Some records
┌──

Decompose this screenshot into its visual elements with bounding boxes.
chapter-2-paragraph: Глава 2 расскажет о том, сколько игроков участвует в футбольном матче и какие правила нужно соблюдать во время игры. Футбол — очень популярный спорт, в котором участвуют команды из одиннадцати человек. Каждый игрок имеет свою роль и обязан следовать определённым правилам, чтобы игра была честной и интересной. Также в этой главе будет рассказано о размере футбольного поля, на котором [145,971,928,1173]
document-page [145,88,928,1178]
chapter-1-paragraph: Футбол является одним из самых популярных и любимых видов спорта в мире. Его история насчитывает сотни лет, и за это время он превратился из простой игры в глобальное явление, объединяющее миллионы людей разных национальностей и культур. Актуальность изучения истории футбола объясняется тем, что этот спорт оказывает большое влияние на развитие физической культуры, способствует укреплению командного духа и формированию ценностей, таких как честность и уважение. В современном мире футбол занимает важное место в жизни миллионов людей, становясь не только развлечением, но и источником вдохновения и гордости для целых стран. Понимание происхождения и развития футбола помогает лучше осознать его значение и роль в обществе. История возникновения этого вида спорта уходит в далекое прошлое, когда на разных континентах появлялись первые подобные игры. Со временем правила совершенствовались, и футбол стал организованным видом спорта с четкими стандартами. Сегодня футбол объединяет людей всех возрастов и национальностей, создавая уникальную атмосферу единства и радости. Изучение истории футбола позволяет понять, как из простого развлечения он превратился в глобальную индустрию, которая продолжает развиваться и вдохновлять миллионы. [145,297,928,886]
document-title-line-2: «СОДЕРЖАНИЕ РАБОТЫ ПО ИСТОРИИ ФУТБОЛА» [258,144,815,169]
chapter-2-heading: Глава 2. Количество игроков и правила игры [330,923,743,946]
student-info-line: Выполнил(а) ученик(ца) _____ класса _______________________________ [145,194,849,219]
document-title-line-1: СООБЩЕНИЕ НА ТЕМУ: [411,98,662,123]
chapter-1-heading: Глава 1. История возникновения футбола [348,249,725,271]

└──

Please gather every line in the items above that contains the string "heading", and copy each of those lines in full.

chapter-2-heading: Глава 2. Количество игроков и правила игры [330,923,743,946]
chapter-1-heading: Глава 1. История возникновения футбола [348,249,725,271]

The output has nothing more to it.